Direction | Copy out every line in which the string "Conversão" occurs.

-----

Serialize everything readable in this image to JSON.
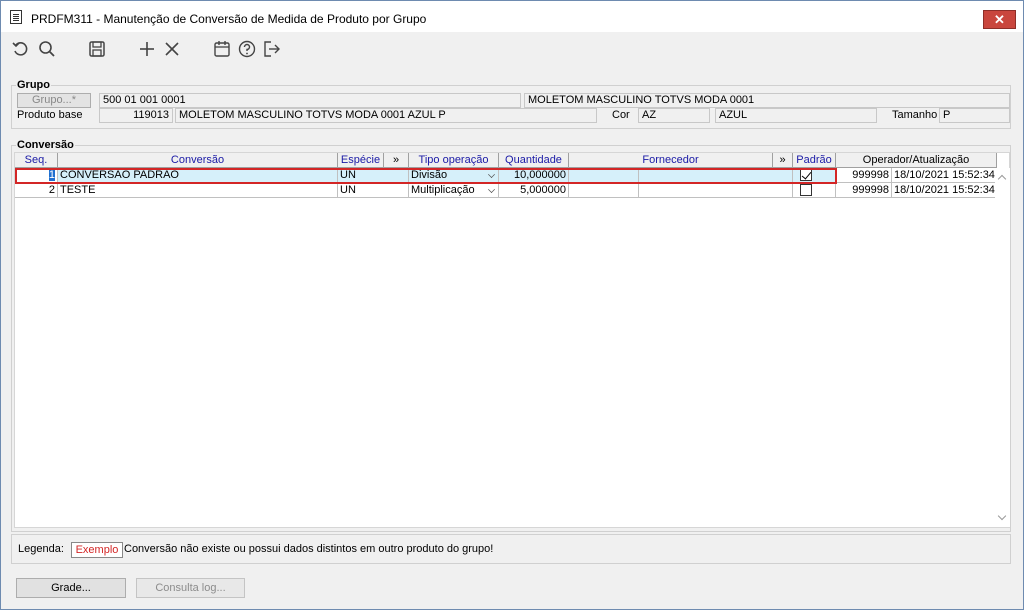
{
  "window": {
    "title": "PRDFM311 - Manutenção de Conversão de Medida de Produto por Grupo",
    "close_label": "✕"
  },
  "toolbar": {
    "icons": [
      "undo-icon",
      "search-icon",
      "save-icon",
      "add-icon",
      "delete-icon",
      "calendar-icon",
      "help-icon",
      "exit-icon"
    ]
  },
  "grupo": {
    "section_label": "Grupo",
    "grupo_button": "Grupo...*",
    "grupo_code": "500 01 001 0001",
    "grupo_desc": "MOLETOM MASCULINO TOTVS MODA 0001",
    "produto_base_label": "Produto base",
    "produto_code": "119013",
    "produto_desc": "MOLETOM MASCULINO TOTVS MODA 0001 AZUL P",
    "cor_label": "Cor",
    "cor_code": "AZ",
    "cor_desc": "AZUL",
    "tamanho_label": "Tamanho",
    "tamanho_value": "P"
  },
  "conversao": {
    "section_label": "Conversão",
    "columns": {
      "seq": "Seq.",
      "conversao": "Conversão",
      "especie": "Espécie",
      "more1": "»",
      "tipo": "Tipo operação",
      "quantidade": "Quantidade",
      "fornecedor": "Fornecedor",
      "more2": "»",
      "padrao": "Padrão",
      "operador": "Operador/Atualização"
    },
    "rows": [
      {
        "seq": "1",
        "conversao": "CONVERSAO PADRAO",
        "especie": "UN",
        "tipo": "Divisão",
        "quantidade": "10,000000",
        "forn_code": "",
        "forn_desc": "",
        "padrao": true,
        "operador": "999998",
        "atualizacao": "18/10/2021 15:52:34"
      },
      {
        "seq": "2",
        "conversao": "TESTE",
        "especie": "UN",
        "tipo": "Multiplicação",
        "quantidade": "5,000000",
        "forn_code": "",
        "forn_desc": "",
        "padrao": false,
        "operador": "999998",
        "atualizacao": "18/10/2021 15:52:34"
      }
    ]
  },
  "legend": {
    "label": "Legenda:",
    "example": "Exemplo",
    "text": "Conversão não existe ou possui dados distintos em outro produto do grupo!"
  },
  "buttons": {
    "grade": "Grade...",
    "consulta_log": "Consulta log..."
  },
  "colors": {
    "highlight_outline": "#d32626",
    "selected_row": "#d6f0fa",
    "header_text": "#1a1aa6",
    "close_button": "#c9463d"
  }
}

-----

Output |
    "title": "PRDFM311 - Manutenção de Conversão de Medida de Produto por Grupo",
    "section_label": "Conversão",
      "conversao": "Conversão",
    "text": "Conversão não existe ou possui dados distintos em outro produto do grupo!"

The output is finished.